▶ [What the exercise asks] Locate all lines in the data below that hold "code" and show them.

─── Given data ───

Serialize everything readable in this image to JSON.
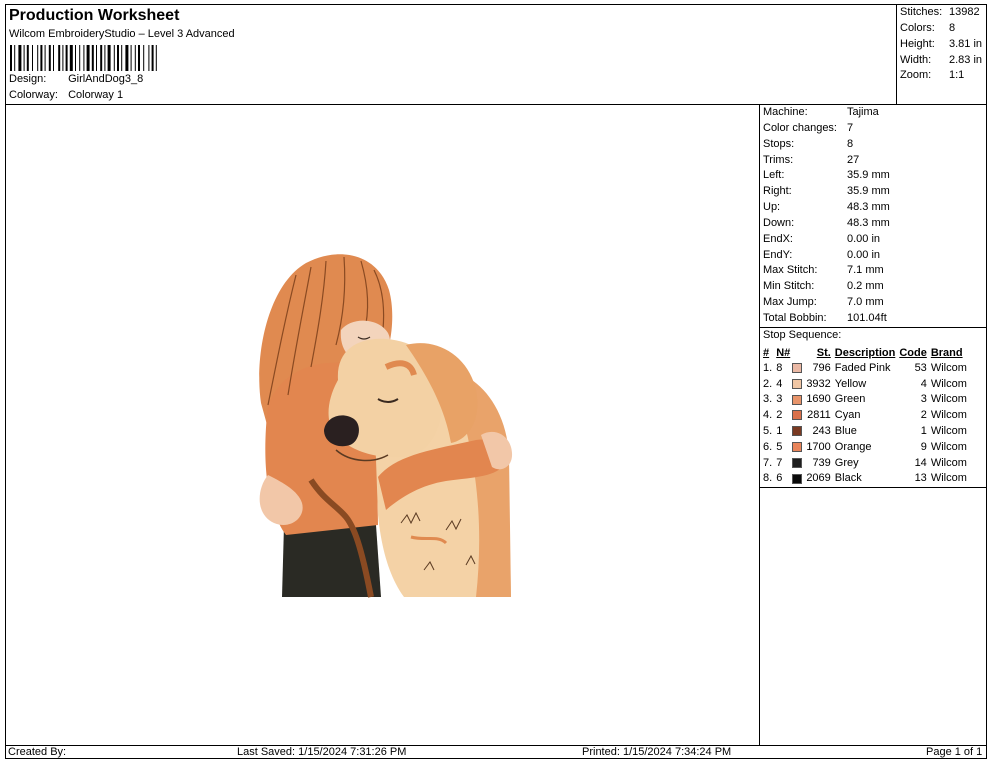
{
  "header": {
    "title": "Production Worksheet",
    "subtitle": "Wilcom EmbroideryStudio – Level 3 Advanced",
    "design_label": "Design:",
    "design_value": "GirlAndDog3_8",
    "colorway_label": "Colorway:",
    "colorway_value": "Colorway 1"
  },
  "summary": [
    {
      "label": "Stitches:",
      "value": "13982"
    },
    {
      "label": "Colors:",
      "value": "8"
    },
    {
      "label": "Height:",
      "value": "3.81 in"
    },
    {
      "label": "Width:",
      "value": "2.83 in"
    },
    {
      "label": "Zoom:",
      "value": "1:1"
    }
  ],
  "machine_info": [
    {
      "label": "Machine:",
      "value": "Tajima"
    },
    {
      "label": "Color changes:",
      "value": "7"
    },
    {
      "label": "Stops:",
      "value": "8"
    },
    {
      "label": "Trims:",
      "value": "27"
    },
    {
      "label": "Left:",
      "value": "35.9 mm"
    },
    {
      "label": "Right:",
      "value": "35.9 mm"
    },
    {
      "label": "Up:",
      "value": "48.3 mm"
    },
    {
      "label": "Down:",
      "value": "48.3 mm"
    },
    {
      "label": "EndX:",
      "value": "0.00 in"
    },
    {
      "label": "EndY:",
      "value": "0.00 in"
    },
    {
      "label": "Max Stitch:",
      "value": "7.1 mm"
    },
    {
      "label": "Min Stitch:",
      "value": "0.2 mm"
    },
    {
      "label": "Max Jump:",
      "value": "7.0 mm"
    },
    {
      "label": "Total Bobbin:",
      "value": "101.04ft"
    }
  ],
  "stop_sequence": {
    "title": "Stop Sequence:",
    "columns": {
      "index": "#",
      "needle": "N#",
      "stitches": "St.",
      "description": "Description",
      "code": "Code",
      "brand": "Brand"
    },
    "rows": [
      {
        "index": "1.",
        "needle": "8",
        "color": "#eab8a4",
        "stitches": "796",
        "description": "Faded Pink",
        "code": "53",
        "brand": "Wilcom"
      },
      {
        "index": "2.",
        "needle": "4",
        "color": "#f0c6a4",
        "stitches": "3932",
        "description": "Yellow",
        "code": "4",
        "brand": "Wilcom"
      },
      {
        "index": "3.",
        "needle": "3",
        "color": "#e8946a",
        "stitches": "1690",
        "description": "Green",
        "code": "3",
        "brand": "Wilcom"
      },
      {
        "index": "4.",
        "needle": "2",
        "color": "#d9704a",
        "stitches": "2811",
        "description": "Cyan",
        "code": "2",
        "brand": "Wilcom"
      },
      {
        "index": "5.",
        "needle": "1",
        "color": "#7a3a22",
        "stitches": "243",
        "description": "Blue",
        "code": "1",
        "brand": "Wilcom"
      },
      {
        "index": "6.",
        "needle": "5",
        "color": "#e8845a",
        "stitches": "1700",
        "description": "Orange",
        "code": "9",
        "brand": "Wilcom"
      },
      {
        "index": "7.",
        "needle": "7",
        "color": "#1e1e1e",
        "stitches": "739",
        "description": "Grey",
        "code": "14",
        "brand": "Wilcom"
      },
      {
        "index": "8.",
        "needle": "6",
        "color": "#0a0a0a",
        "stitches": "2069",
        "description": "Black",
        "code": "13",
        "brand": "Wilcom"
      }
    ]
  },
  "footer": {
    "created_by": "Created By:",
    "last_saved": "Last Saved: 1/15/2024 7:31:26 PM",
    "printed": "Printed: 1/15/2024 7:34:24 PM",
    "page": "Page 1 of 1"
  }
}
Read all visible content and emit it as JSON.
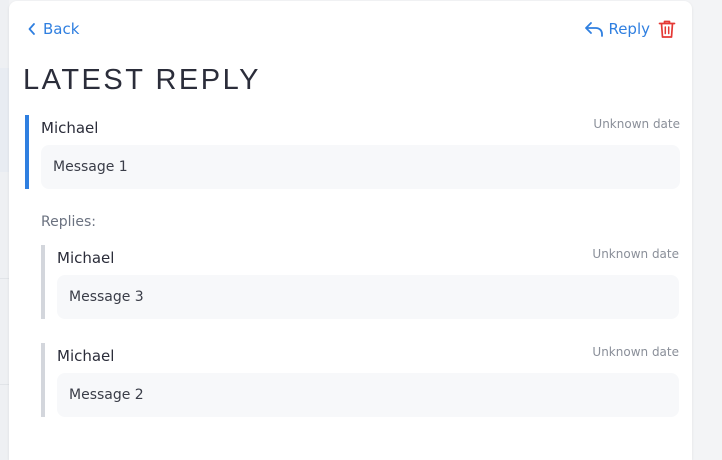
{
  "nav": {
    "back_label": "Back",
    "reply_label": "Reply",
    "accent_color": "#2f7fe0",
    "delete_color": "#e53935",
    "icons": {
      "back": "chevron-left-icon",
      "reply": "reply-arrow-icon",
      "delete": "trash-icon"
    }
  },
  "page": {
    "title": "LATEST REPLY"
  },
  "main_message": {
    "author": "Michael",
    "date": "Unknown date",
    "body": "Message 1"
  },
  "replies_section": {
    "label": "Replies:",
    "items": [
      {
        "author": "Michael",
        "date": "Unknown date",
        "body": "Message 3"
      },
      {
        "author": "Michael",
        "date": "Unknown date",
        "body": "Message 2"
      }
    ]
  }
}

───
─── Given data ───

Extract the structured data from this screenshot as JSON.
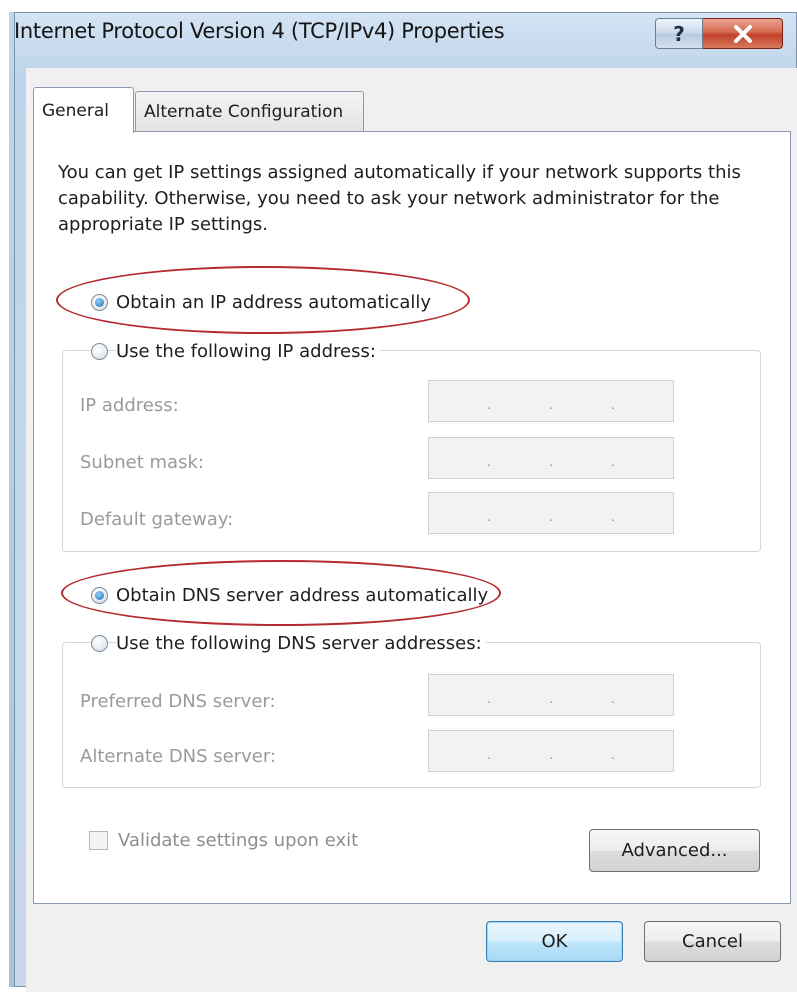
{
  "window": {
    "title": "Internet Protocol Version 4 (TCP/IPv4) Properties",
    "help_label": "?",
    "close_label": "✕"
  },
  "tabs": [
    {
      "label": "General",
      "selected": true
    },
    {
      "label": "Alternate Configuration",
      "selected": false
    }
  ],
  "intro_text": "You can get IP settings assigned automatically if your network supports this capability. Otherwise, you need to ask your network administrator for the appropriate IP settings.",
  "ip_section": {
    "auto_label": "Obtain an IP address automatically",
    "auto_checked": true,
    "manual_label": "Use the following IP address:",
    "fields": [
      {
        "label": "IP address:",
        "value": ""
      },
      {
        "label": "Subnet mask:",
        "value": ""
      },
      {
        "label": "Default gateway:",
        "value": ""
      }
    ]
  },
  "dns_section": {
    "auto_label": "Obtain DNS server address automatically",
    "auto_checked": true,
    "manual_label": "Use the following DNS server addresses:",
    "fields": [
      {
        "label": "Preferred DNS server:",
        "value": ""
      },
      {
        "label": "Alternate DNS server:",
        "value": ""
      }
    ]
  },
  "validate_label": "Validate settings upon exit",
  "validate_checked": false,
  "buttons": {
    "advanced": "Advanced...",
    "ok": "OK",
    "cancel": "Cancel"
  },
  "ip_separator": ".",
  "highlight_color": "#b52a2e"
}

───
─── Given data ───

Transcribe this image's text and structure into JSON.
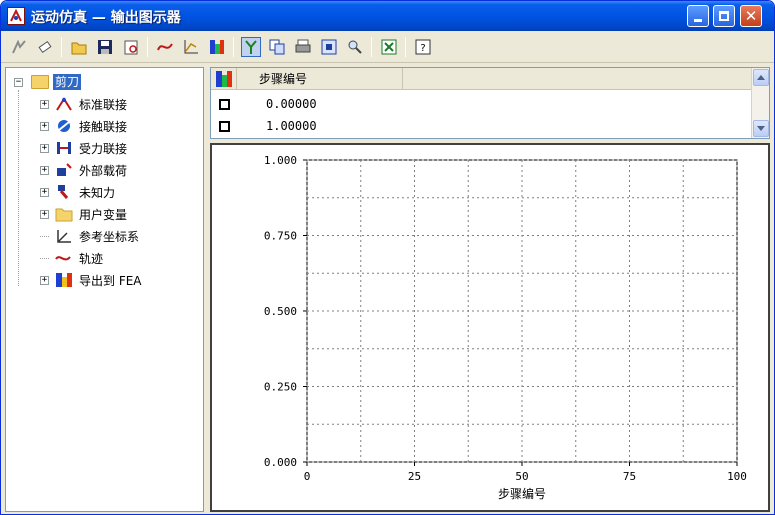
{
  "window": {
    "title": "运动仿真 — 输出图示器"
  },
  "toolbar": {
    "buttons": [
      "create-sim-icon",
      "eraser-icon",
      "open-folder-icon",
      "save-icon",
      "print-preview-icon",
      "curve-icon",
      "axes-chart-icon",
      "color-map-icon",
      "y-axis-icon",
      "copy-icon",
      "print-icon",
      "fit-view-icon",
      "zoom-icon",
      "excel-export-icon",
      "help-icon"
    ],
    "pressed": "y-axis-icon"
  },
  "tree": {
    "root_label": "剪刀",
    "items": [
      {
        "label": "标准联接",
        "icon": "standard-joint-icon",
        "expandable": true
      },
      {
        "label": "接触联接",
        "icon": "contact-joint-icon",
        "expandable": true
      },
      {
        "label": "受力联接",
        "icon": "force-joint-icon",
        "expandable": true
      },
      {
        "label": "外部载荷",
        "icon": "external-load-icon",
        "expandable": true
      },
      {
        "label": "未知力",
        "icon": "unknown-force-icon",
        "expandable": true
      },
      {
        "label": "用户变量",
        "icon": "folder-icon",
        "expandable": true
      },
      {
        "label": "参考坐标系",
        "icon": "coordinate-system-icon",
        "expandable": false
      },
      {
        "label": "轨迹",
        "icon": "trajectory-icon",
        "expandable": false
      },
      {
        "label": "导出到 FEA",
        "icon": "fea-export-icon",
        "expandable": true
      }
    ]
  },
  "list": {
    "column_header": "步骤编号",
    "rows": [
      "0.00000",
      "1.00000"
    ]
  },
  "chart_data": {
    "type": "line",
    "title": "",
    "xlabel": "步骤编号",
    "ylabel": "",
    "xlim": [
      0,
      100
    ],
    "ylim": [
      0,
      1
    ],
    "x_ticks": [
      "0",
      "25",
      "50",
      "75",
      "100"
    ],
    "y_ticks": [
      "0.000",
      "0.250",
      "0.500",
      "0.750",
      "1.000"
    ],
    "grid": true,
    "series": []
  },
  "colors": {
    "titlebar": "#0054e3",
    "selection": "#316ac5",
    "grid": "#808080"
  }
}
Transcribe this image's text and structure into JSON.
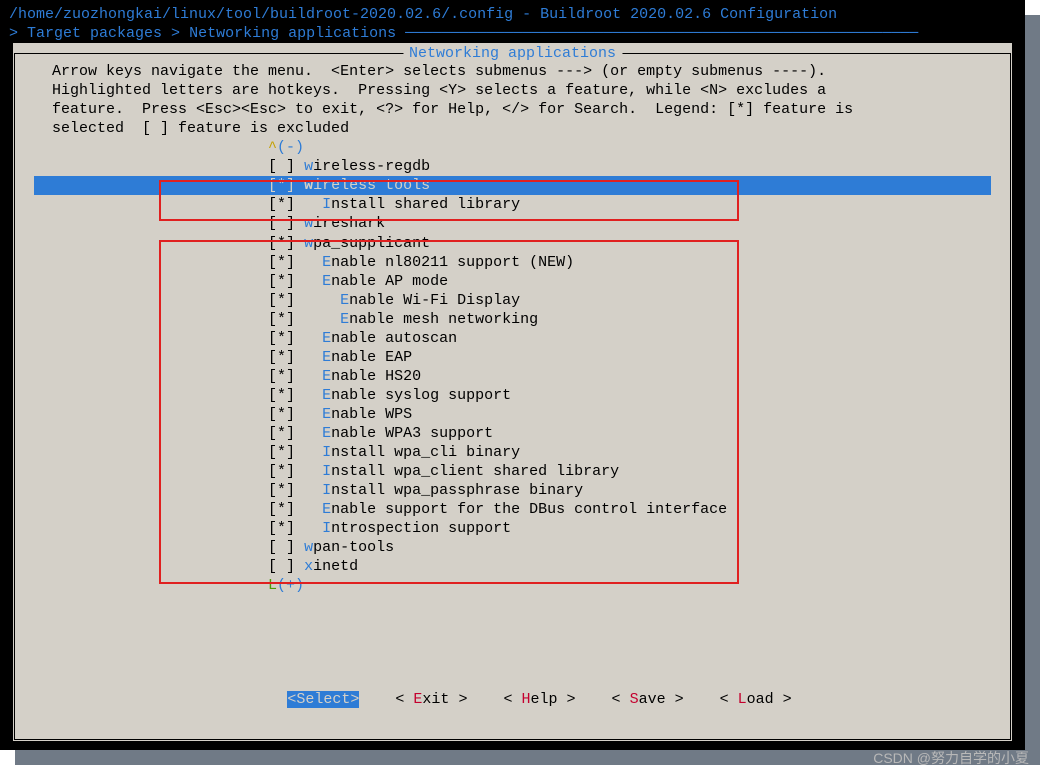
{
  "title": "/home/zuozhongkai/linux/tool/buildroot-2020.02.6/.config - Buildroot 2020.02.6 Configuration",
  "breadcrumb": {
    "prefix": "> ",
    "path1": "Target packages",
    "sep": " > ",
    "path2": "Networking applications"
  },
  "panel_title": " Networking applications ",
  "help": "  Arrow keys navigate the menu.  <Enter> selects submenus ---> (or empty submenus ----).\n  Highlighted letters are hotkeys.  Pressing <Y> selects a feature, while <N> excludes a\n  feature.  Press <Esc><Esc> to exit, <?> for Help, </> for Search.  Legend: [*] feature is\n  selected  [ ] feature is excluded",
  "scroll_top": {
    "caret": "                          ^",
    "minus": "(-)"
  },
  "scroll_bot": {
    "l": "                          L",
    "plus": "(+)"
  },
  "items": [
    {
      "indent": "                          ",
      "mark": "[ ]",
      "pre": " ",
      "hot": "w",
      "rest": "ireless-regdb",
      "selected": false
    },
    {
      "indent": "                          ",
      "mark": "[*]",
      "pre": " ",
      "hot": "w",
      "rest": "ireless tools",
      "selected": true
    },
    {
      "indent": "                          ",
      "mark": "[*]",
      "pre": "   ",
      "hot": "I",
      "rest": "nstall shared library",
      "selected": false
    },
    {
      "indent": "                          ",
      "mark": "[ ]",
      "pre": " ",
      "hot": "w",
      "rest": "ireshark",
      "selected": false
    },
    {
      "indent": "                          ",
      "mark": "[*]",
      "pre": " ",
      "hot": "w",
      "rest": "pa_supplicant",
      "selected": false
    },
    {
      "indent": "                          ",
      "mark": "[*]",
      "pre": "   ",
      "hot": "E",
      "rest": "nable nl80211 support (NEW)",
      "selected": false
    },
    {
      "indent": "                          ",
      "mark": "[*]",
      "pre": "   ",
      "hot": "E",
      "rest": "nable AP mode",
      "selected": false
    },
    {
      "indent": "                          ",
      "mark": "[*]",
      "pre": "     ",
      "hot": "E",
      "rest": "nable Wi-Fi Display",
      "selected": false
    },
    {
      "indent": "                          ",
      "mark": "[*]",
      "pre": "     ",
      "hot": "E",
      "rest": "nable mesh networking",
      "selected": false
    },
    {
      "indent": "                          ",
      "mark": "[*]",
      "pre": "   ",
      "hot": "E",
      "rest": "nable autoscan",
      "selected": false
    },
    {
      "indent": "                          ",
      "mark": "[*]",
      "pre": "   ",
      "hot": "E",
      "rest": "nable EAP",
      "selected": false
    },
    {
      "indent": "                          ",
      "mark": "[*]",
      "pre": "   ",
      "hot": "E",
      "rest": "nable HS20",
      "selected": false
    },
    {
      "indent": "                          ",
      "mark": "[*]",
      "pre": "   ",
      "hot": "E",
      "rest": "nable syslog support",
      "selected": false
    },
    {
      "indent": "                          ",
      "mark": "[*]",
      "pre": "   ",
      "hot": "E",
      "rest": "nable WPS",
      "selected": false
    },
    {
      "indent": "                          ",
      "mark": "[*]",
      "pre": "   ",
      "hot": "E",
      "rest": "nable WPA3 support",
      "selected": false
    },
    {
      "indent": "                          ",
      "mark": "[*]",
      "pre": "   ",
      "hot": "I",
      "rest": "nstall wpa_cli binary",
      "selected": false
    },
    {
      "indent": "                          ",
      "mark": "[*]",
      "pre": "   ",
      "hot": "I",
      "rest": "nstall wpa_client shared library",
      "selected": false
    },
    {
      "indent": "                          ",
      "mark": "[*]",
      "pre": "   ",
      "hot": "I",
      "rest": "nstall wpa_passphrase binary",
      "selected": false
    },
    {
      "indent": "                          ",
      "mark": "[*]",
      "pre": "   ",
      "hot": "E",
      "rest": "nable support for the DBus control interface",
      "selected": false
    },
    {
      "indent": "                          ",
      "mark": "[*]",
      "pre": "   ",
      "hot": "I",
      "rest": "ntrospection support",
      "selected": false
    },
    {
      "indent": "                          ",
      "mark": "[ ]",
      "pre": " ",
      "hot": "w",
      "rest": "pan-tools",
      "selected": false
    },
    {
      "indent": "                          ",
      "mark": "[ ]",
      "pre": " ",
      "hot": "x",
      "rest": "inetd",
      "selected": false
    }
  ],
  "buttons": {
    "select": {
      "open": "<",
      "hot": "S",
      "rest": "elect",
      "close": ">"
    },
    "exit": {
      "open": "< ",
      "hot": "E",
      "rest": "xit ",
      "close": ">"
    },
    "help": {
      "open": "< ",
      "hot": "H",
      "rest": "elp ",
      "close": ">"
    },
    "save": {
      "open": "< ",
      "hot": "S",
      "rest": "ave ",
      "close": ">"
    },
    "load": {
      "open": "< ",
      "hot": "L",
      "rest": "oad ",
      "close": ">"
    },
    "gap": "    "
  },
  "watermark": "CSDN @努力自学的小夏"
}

───

▶ [The response]
      "code": "Code",
        "code": "53",
        "code": "4",
        "code": "3",
        "code": "2",
        "code": "1",
        "code": "9",
        "code": "14",
        "code": "13",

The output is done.